## START Data provided
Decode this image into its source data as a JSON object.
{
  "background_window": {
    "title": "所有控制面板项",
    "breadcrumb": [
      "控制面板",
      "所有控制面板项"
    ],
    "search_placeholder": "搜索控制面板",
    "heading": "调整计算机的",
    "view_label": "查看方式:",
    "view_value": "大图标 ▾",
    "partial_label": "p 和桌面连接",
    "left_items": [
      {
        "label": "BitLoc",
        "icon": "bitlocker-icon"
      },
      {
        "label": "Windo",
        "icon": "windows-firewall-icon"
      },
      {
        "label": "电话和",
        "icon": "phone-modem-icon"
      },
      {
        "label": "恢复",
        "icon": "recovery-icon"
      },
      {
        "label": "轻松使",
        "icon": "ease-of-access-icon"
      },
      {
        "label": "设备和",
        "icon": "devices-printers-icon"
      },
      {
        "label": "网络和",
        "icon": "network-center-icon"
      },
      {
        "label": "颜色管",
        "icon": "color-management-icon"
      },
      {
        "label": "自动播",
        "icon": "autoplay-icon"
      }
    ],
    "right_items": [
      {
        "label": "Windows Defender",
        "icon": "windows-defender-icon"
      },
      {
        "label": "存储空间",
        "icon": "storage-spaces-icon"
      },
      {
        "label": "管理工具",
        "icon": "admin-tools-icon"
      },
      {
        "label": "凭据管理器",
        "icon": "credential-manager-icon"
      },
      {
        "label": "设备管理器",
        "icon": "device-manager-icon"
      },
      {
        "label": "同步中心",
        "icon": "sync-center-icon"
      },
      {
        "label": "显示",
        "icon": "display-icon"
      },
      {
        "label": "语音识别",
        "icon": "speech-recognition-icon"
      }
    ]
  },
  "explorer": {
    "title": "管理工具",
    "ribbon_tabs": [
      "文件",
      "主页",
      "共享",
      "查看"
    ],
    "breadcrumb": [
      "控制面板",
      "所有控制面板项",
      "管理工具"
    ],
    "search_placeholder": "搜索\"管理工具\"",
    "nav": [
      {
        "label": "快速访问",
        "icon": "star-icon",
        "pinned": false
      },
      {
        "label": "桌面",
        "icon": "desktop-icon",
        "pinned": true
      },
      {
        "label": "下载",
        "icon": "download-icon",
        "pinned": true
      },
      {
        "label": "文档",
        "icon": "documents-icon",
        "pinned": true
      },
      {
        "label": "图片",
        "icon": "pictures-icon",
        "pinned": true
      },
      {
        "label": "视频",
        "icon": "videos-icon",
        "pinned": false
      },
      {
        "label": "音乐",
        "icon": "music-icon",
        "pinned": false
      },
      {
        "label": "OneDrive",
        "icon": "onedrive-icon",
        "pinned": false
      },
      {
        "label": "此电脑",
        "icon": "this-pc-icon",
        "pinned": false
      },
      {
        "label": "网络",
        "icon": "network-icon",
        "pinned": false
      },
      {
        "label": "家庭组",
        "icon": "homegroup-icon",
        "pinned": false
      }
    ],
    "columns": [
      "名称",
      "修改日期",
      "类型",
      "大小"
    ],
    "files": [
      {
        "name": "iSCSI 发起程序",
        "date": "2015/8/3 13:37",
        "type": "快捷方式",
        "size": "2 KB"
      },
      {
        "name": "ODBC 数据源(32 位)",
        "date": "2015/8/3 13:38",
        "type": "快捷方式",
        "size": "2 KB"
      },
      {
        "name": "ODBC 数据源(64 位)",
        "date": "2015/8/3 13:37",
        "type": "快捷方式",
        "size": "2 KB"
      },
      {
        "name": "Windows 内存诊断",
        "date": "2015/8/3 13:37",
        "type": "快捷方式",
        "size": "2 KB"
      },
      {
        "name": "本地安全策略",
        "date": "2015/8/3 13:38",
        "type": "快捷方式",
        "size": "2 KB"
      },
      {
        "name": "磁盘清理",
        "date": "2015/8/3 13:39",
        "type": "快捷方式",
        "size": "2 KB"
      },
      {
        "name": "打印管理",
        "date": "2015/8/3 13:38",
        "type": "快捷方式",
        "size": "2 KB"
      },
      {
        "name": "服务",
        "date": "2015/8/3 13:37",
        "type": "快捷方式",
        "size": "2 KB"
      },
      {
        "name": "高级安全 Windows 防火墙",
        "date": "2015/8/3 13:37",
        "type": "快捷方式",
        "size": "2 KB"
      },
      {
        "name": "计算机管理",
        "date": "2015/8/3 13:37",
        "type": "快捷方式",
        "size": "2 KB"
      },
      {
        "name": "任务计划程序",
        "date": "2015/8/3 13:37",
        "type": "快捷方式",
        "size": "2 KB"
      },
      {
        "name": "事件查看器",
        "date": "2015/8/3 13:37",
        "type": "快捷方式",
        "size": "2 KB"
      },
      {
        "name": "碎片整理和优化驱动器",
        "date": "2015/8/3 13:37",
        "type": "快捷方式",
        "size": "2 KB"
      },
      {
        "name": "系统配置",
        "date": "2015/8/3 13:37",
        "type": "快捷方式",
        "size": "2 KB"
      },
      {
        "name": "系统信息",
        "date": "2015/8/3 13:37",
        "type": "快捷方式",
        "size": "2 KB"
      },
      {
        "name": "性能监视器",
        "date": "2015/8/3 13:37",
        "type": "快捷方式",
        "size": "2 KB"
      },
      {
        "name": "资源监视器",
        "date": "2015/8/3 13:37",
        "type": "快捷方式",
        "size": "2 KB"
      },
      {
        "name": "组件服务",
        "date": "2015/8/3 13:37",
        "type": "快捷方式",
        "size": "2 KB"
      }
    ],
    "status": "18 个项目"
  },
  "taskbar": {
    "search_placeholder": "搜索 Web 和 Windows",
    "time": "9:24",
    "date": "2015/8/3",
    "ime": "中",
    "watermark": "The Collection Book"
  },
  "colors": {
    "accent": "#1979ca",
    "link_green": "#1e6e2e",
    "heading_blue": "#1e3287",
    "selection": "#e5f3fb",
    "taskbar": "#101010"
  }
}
## END Data provided
Exercise prompt: Give the number of lines above in which the word "center" occurs, with nothing else.

Task response: 2